> **The exercise**
Transcribe each record below word for word.

[Dataset listings of figures]

- - -

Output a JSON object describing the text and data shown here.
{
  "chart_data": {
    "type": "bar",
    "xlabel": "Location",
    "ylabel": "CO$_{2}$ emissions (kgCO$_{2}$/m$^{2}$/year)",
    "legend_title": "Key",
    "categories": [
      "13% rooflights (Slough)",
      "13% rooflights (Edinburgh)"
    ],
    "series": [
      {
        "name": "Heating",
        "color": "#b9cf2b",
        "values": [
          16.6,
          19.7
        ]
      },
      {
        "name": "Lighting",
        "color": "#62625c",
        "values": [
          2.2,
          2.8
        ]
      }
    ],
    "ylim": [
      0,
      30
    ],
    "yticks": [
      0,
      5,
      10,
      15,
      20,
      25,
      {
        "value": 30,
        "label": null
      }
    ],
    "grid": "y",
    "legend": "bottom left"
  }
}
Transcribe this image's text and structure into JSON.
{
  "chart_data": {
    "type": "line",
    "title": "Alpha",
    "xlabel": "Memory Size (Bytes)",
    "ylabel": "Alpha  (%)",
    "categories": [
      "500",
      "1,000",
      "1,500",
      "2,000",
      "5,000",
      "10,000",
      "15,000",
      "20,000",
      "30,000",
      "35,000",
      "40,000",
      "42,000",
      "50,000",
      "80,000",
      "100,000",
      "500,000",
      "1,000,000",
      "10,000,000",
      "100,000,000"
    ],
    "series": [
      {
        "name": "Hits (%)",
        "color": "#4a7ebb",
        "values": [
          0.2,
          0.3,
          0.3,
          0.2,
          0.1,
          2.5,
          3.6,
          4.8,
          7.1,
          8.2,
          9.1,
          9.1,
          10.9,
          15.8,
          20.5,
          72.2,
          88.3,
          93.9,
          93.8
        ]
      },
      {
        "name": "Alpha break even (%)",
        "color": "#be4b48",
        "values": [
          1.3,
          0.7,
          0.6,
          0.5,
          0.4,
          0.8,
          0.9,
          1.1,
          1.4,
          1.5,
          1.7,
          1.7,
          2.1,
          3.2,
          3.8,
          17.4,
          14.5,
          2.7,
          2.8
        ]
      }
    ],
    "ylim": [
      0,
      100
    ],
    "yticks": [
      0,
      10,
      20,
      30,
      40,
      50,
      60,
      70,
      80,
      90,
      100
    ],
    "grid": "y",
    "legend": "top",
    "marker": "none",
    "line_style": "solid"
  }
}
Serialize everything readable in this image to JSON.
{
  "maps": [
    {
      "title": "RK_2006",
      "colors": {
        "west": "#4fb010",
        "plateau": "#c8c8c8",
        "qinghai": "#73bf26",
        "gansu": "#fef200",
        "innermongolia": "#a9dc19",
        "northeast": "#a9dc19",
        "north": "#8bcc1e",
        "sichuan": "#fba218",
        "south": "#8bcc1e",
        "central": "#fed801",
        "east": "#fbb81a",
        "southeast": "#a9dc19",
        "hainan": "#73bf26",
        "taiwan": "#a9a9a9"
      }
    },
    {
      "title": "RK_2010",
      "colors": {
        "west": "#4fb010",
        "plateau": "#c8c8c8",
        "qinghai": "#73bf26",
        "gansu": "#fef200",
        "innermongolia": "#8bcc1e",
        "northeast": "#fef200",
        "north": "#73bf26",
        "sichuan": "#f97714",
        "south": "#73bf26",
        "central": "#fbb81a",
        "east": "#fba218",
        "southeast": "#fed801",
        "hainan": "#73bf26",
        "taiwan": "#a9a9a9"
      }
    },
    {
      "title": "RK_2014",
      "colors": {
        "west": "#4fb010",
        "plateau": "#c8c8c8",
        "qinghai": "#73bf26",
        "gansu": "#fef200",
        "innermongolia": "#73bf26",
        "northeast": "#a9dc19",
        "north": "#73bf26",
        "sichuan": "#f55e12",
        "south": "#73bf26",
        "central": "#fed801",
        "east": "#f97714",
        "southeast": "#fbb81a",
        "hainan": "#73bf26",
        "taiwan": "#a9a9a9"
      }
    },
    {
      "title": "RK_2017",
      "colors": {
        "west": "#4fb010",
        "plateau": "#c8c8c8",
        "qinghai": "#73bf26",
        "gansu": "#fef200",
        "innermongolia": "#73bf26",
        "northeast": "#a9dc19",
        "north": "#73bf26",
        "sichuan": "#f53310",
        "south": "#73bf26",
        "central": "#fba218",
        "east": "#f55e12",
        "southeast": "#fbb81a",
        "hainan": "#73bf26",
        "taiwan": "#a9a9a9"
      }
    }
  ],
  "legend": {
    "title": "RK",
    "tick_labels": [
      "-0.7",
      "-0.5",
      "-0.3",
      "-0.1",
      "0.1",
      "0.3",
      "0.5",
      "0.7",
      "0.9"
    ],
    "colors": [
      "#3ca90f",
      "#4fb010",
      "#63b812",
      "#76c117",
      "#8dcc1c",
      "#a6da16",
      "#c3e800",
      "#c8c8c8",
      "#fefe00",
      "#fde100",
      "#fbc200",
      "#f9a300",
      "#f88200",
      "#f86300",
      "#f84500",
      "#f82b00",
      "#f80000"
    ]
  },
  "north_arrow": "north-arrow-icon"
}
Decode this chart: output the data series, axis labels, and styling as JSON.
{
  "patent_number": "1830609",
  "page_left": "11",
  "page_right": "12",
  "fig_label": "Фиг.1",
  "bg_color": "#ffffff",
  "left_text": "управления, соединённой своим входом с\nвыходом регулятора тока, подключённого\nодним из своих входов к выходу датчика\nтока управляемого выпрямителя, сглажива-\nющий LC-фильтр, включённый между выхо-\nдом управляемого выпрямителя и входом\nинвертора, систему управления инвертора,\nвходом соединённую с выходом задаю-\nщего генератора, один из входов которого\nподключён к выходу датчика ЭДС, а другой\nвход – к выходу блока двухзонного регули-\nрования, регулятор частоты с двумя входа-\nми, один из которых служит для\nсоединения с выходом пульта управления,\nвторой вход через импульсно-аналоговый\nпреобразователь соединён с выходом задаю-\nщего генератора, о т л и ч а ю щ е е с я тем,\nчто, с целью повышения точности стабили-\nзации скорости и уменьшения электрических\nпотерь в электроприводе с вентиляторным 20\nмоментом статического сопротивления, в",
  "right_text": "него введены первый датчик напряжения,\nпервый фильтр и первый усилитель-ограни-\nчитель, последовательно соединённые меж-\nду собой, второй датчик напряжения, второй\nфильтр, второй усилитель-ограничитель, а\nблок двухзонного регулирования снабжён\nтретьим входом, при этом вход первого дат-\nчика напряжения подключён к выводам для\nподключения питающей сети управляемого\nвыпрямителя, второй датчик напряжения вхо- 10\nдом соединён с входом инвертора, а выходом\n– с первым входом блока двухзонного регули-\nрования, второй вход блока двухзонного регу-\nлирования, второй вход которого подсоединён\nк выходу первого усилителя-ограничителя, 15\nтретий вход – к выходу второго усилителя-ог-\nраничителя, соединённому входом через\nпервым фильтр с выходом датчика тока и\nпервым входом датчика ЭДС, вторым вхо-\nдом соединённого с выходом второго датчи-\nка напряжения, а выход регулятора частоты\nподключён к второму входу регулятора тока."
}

- - -

> **Exercise solution**
Output a JSON object describing the text and data shown here.
{
  "chart_data": {
    "type": "bar",
    "xlabel": "Location",
    "ylabel": "CO$_{2}$ emissions (kgCO$_{2}$/m$^{2}$/year)",
    "legend_title": "Key",
    "categories": [
      "13% rooflights (Slough)",
      "13% rooflights (Edinburgh)"
    ],
    "series": [
      {
        "name": "Heating",
        "color": "#b9cf2b",
        "values": [
          16.6,
          19.7
        ]
      },
      {
        "name": "Lighting",
        "color": "#62625c",
        "values": [
          2.2,
          2.8
        ]
      }
    ],
    "ylim": [
      0,
      30
    ],
    "yticks": [
      0,
      5,
      10,
      15,
      20,
      25,
      {
        "value": 30,
        "label": null
      }
    ],
    "grid": "y",
    "legend": "bottom left"
  }
}
Transcribe this image's text and structure into JSON.
{
  "chart_data": {
    "type": "line",
    "title": "Alpha",
    "xlabel": "Memory Size (Bytes)",
    "ylabel": "Alpha  (%)",
    "categories": [
      "500",
      "1,000",
      "1,500",
      "2,000",
      "5,000",
      "10,000",
      "15,000",
      "20,000",
      "30,000",
      "35,000",
      "40,000",
      "42,000",
      "50,000",
      "80,000",
      "100,000",
      "500,000",
      "1,000,000",
      "10,000,000",
      "100,000,000"
    ],
    "series": [
      {
        "name": "Hits (%)",
        "color": "#4a7ebb",
        "values": [
          0.2,
          0.3,
          0.3,
          0.2,
          0.1,
          2.5,
          3.6,
          4.8,
          7.1,
          8.2,
          9.1,
          9.1,
          10.9,
          15.8,
          20.5,
          72.2,
          88.3,
          93.9,
          93.8
        ]
      },
      {
        "name": "Alpha break even (%)",
        "color": "#be4b48",
        "values": [
          1.3,
          0.7,
          0.6,
          0.5,
          0.4,
          0.8,
          0.9,
          1.1,
          1.4,
          1.5,
          1.7,
          1.7,
          2.1,
          3.2,
          3.8,
          17.4,
          14.5,
          2.7,
          2.8
        ]
      }
    ],
    "ylim": [
      0,
      100
    ],
    "yticks": [
      0,
      10,
      20,
      30,
      40,
      50,
      60,
      70,
      80,
      90,
      100
    ],
    "grid": "y",
    "legend": "top",
    "marker": "none",
    "line_style": "solid"
  }
}
Serialize everything readable in this image to JSON.
{
  "maps": [
    {
      "title": "RK_2006",
      "colors": {
        "west": "#4fb010",
        "plateau": "#c8c8c8",
        "qinghai": "#73bf26",
        "gansu": "#fef200",
        "innermongolia": "#a9dc19",
        "northeast": "#a9dc19",
        "north": "#8bcc1e",
        "sichuan": "#fba218",
        "south": "#8bcc1e",
        "central": "#fed801",
        "east": "#fbb81a",
        "southeast": "#a9dc19",
        "hainan": "#73bf26",
        "taiwan": "#a9a9a9"
      }
    },
    {
      "title": "RK_2010",
      "colors": {
        "west": "#4fb010",
        "plateau": "#c8c8c8",
        "qinghai": "#73bf26",
        "gansu": "#fef200",
        "innermongolia": "#8bcc1e",
        "northeast": "#fef200",
        "north": "#73bf26",
        "sichuan": "#f97714",
        "south": "#73bf26",
        "central": "#fbb81a",
        "east": "#fba218",
        "southeast": "#fed801",
        "hainan": "#73bf26",
        "taiwan": "#a9a9a9"
      }
    },
    {
      "title": "RK_2014",
      "colors": {
        "west": "#4fb010",
        "plateau": "#c8c8c8",
        "qinghai": "#73bf26",
        "gansu": "#fef200",
        "innermongolia": "#73bf26",
        "northeast": "#a9dc19",
        "north": "#73bf26",
        "sichuan": "#f55e12",
        "south": "#73bf26",
        "central": "#fed801",
        "east": "#f97714",
        "southeast": "#fbb81a",
        "hainan": "#73bf26",
        "taiwan": "#a9a9a9"
      }
    },
    {
      "title": "RK_2017",
      "colors": {
        "west": "#4fb010",
        "plateau": "#c8c8c8",
        "qinghai": "#73bf26",
        "gansu": "#fef200",
        "innermongolia": "#73bf26",
        "northeast": "#a9dc19",
        "north": "#73bf26",
        "sichuan": "#f53310",
        "south": "#73bf26",
        "central": "#fba218",
        "east": "#f55e12",
        "southeast": "#fbb81a",
        "hainan": "#73bf26",
        "taiwan": "#a9a9a9"
      }
    }
  ],
  "legend": {
    "title": "RK",
    "tick_labels": [
      "-0.7",
      "-0.5",
      "-0.3",
      "-0.1",
      "0.1",
      "0.3",
      "0.5",
      "0.7",
      "0.9"
    ],
    "colors": [
      "#3ca90f",
      "#4fb010",
      "#63b812",
      "#76c117",
      "#8dcc1c",
      "#a6da16",
      "#c3e800",
      "#c8c8c8",
      "#fefe00",
      "#fde100",
      "#fbc200",
      "#f9a300",
      "#f88200",
      "#f86300",
      "#f84500",
      "#f82b00",
      "#f80000"
    ]
  },
  "north_arrow": "north-arrow-icon"
}
Decode this chart: output the data series, axis labels, and styling as JSON.
{
  "patent_number": "1830609",
  "page_left": "11",
  "page_right": "12",
  "fig_label": "Фиг.1",
  "bg_color": "#ffffff",
  "left_text": "управления, соединённой своим входом с\nвыходом регулятора тока, подключённого\nодним из своих входов к выходу датчика\nтока управляемого выпрямителя, сглажива-\nющий LC-фильтр, включённый между выхо-\nдом управляемого выпрямителя и входом\nинвертора, систему управления инвертора,\nвходом соединённую с выходом задаю-\nщего генератора, один из входов которого\nподключён к выходу датчика ЭДС, а другой\nвход – к выходу блока двухзонного регули-\nрования, регулятор частоты с двумя входа-\nми, один из которых служит для\nсоединения с выходом пульта управления,\nвторой вход через импульсно-аналоговый\nпреобразователь соединён с выходом задаю-\nщего генератора, о т л и ч а ю щ е е с я тем,\nчто, с целью повышения точности стабили-\nзации скорости и уменьшения электрических\nпотерь в электроприводе с вентиляторным 20\nмоментом статического сопротивления, в",
  "right_text": "него введены первый датчик напряжения,\nпервый фильтр и первый усилитель-ограни-\nчитель, последовательно соединённые меж-\nду собой, второй датчик напряжения, второй\nфильтр, второй усилитель-ограничитель, а\nблок двухзонного регулирования снабжён\nтретьим входом, при этом вход первого дат-\nчика напряжения подключён к выводам для\nподключения питающей сети управляемого\nвыпрямителя, второй датчик напряжения вхо- 10\nдом соединён с входом инвертора, а выходом\n– с первым входом блока двухзонного регули-\nрования, второй вход блока двухзонного регу-\nлирования, второй вход которого подсоединён\nк выходу первого усилителя-ограничителя, 15\nтретий вход – к выходу второго усилителя-ог-\nраничителя, соединённому входом через\nпервым фильтр с выходом датчика тока и\nпервым входом датчика ЭДС, вторым вхо-\nдом соединённого с выходом второго датчи-\nка напряжения, а выход регулятора частоты\nподключён к второму входу регулятора тока."
}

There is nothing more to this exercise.